Read through the data and count the lines that contain the string "text"; give only the result.

▸ **Exercise input**
==========
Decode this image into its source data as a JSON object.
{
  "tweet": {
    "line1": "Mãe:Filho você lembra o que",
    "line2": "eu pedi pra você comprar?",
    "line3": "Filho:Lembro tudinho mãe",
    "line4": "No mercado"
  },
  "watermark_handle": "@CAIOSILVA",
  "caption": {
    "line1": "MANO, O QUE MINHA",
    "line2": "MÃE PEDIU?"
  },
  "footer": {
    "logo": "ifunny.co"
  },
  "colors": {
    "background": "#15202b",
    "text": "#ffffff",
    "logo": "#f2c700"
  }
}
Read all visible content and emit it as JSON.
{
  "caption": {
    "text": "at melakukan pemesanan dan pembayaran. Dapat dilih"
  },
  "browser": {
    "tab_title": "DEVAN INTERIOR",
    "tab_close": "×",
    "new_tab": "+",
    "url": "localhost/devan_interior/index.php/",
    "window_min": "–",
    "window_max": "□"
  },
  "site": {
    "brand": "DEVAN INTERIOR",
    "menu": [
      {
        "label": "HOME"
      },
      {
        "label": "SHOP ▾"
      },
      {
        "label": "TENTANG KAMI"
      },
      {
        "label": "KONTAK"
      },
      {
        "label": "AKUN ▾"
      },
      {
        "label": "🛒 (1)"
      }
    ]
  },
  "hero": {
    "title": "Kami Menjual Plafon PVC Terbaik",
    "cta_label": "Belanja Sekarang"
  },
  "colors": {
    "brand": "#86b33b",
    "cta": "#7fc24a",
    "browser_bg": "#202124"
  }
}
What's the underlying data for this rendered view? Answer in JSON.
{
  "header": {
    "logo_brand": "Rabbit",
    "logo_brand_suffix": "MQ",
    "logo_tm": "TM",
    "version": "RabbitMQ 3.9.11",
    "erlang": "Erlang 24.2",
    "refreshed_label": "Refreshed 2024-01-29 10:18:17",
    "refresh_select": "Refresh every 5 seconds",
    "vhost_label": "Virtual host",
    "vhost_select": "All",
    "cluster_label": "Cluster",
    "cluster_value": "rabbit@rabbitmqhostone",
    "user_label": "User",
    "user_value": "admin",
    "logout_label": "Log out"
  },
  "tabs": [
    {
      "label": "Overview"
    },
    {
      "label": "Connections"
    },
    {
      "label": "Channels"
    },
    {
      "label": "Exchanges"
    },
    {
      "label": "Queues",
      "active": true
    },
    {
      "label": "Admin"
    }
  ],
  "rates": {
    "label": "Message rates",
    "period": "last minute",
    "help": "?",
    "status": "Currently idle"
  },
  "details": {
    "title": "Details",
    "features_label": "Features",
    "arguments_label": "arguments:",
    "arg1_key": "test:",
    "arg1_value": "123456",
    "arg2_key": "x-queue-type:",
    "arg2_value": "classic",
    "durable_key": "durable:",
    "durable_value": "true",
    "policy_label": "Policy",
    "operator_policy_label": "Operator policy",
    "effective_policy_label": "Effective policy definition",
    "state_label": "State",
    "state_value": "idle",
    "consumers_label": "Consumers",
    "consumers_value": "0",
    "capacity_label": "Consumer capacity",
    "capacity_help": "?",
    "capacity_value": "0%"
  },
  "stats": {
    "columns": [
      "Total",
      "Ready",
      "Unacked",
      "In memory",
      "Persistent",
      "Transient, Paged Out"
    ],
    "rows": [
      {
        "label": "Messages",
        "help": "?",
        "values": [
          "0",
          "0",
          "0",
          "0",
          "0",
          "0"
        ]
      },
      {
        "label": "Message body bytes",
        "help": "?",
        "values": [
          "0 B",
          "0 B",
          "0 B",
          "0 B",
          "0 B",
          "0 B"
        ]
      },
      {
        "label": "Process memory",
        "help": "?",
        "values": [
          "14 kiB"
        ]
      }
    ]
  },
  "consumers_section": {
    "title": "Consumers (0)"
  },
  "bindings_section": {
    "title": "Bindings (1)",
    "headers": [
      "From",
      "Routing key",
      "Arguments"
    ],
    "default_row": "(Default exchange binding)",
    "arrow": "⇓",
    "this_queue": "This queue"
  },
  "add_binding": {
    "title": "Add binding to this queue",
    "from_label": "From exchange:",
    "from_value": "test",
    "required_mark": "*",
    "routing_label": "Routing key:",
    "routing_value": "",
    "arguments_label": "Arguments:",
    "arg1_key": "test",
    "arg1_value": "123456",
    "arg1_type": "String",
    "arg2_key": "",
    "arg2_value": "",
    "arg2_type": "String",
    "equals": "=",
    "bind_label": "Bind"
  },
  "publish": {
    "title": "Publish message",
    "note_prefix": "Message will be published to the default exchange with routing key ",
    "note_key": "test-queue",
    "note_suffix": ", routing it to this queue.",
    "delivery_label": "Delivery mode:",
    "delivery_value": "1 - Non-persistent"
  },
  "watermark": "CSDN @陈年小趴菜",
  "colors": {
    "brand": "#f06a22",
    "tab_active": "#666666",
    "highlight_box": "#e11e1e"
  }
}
==========
▸ **Full output**
2